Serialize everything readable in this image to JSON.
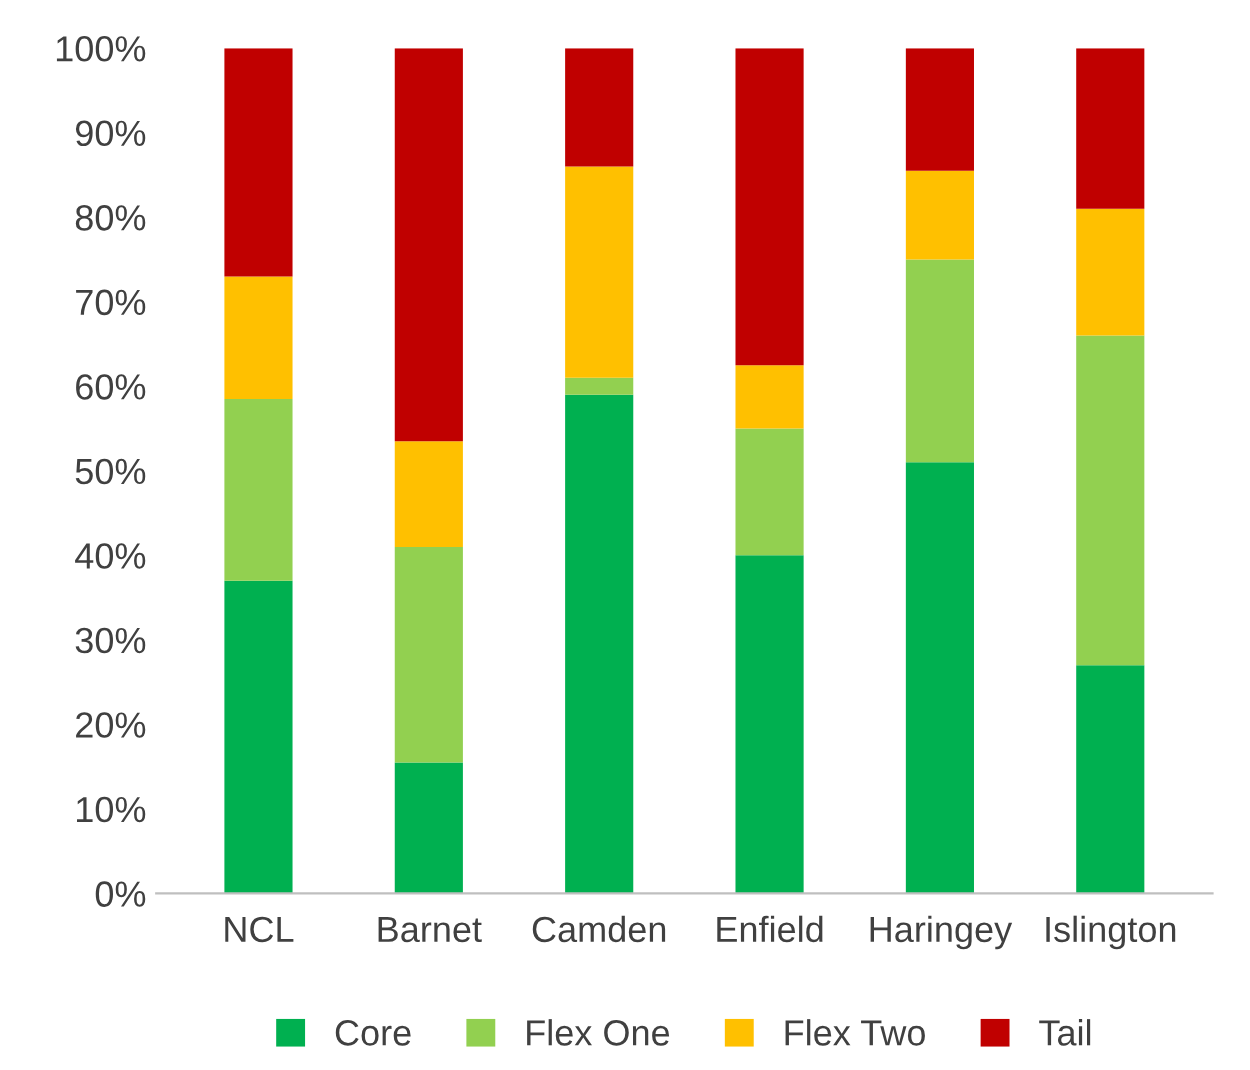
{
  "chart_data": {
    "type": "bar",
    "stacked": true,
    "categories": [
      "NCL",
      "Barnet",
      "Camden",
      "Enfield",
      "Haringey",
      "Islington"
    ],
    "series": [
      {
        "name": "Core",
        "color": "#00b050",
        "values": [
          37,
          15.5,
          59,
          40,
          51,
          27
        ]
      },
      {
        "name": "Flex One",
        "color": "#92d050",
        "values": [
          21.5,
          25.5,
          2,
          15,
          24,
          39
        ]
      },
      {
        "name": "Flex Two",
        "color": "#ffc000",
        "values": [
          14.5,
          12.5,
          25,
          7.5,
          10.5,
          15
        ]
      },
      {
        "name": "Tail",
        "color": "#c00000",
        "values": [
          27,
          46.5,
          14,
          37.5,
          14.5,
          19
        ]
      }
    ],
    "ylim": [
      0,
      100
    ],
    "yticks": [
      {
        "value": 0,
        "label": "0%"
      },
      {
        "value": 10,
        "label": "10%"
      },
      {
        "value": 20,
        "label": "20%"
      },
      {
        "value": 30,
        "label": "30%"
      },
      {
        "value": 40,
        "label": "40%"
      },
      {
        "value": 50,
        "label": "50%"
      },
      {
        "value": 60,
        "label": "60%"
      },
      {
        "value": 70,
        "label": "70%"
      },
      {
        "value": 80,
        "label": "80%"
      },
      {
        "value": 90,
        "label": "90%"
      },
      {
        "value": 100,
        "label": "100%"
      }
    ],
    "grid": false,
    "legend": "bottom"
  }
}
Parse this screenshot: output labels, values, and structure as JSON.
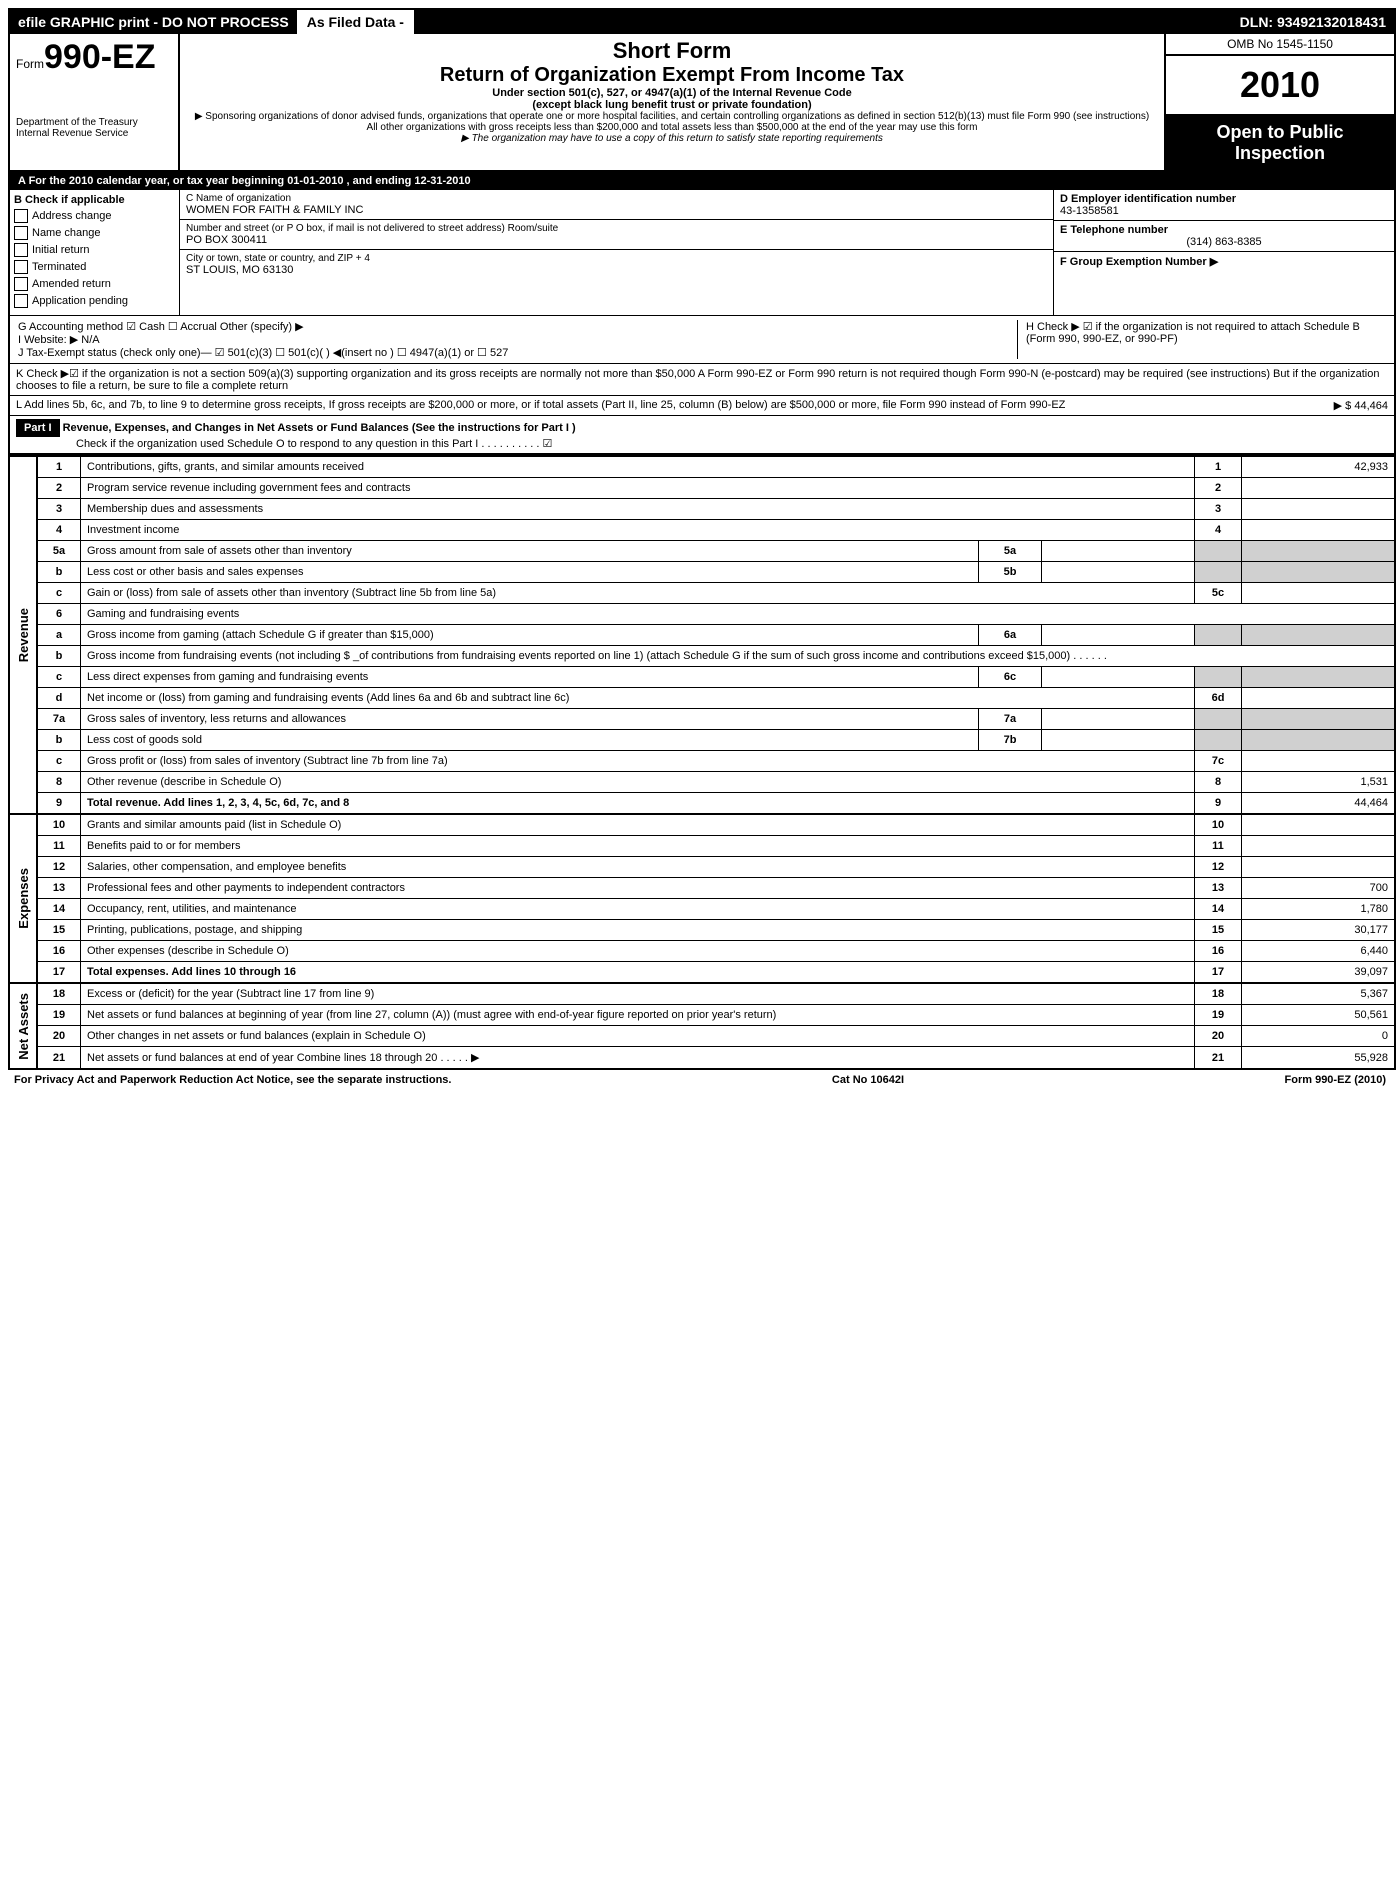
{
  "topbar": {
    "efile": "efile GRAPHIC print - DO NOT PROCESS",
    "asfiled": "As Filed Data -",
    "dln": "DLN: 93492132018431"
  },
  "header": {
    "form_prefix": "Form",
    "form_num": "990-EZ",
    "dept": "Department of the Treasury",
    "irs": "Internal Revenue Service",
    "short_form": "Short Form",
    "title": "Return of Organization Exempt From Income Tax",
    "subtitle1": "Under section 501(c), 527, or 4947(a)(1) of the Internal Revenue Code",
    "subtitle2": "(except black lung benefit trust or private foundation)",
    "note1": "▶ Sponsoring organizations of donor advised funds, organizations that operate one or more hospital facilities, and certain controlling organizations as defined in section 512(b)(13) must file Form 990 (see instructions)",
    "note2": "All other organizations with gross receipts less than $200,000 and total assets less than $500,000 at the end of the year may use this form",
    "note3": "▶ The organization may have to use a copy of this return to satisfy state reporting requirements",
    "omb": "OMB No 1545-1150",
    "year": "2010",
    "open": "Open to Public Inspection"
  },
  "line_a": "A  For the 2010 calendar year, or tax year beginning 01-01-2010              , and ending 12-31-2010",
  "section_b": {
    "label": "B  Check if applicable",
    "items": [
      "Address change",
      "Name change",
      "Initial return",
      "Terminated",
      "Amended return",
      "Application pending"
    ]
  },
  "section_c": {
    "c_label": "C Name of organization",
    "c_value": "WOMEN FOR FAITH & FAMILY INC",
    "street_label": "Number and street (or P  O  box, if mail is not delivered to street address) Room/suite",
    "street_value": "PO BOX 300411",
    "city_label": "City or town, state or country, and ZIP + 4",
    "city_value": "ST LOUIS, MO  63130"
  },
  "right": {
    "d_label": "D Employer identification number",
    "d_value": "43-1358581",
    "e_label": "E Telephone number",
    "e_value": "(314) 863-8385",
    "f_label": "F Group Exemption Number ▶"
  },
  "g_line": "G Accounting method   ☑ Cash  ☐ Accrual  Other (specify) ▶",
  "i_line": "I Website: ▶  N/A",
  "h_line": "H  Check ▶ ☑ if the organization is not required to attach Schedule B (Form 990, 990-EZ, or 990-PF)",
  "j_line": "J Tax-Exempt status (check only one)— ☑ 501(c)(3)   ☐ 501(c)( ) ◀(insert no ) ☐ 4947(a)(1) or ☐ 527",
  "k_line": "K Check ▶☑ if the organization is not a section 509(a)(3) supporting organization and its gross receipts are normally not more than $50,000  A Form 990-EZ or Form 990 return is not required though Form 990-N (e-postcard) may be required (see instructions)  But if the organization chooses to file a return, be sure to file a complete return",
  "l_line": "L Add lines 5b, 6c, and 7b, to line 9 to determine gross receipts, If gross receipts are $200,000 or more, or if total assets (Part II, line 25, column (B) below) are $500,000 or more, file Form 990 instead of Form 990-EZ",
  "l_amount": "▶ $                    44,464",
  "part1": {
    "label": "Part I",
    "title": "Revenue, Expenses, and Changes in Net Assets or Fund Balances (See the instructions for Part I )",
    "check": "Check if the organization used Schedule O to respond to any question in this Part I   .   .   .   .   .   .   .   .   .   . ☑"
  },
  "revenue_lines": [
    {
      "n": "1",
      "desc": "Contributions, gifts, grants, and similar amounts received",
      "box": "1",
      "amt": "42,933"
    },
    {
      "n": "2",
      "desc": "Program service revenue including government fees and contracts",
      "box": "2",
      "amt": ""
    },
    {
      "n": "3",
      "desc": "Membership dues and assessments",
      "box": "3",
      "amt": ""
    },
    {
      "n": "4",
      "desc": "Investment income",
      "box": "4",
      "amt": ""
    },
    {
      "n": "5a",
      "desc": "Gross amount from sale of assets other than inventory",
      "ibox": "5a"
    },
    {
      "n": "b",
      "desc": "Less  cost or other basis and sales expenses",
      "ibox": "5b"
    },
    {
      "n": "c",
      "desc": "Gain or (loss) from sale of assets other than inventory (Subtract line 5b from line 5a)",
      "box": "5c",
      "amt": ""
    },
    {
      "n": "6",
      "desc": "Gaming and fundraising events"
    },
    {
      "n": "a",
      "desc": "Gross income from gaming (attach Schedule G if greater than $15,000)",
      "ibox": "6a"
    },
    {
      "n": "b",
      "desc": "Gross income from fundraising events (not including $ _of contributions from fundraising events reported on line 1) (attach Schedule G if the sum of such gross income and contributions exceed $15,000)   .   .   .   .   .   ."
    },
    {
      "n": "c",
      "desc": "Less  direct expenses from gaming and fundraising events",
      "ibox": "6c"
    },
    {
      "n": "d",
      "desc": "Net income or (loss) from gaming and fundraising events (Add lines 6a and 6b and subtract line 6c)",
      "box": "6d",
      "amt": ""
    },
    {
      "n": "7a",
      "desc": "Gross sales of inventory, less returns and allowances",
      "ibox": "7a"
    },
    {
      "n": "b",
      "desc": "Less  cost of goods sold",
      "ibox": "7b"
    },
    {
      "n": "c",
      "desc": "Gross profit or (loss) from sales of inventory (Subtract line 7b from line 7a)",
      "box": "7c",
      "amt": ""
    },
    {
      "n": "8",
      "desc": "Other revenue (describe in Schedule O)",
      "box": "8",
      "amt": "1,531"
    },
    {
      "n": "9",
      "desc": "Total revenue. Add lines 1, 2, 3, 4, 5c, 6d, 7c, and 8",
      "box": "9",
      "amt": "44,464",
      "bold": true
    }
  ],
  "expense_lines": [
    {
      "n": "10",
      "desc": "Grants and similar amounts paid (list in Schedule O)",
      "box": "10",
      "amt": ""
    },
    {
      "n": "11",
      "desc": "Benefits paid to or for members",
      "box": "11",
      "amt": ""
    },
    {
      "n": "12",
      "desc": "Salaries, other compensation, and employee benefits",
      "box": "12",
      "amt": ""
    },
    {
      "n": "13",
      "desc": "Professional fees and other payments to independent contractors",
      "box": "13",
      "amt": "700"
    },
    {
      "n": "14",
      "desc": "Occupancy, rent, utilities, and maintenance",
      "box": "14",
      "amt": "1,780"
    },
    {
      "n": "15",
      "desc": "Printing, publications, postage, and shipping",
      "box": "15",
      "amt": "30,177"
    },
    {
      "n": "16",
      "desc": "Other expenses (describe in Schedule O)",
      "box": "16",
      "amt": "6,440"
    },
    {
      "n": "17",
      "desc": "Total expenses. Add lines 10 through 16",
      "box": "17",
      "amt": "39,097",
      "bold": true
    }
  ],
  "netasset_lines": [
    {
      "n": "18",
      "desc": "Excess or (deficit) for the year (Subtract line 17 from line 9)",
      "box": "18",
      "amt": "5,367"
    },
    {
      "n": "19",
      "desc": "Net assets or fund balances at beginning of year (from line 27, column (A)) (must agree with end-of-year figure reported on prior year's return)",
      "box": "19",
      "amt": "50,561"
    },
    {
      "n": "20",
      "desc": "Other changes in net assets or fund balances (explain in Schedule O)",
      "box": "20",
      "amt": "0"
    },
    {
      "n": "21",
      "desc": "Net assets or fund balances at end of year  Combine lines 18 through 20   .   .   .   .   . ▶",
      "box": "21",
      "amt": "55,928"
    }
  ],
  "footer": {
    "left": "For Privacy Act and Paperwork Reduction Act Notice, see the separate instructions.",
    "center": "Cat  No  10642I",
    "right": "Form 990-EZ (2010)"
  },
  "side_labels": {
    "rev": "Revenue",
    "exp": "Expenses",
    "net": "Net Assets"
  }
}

——————

**What you have to do**
Look over the listing above. Pick out and copy every line that includes "column".

**Result**
  "l_line": "L Add lines 5b, 6c, and 7b, to line 9 to determine gross receipts, If gross receipts are $200,000 or more, or if total assets (Part II, line 25, column (B) below) are $500,000 or more, file Form 990 instead of Form 990-EZ",
      "desc": "Net assets or fund balances at beginning of year (from line 27, column (A)) (must agree with end-of-year figure reported on prior year's return)",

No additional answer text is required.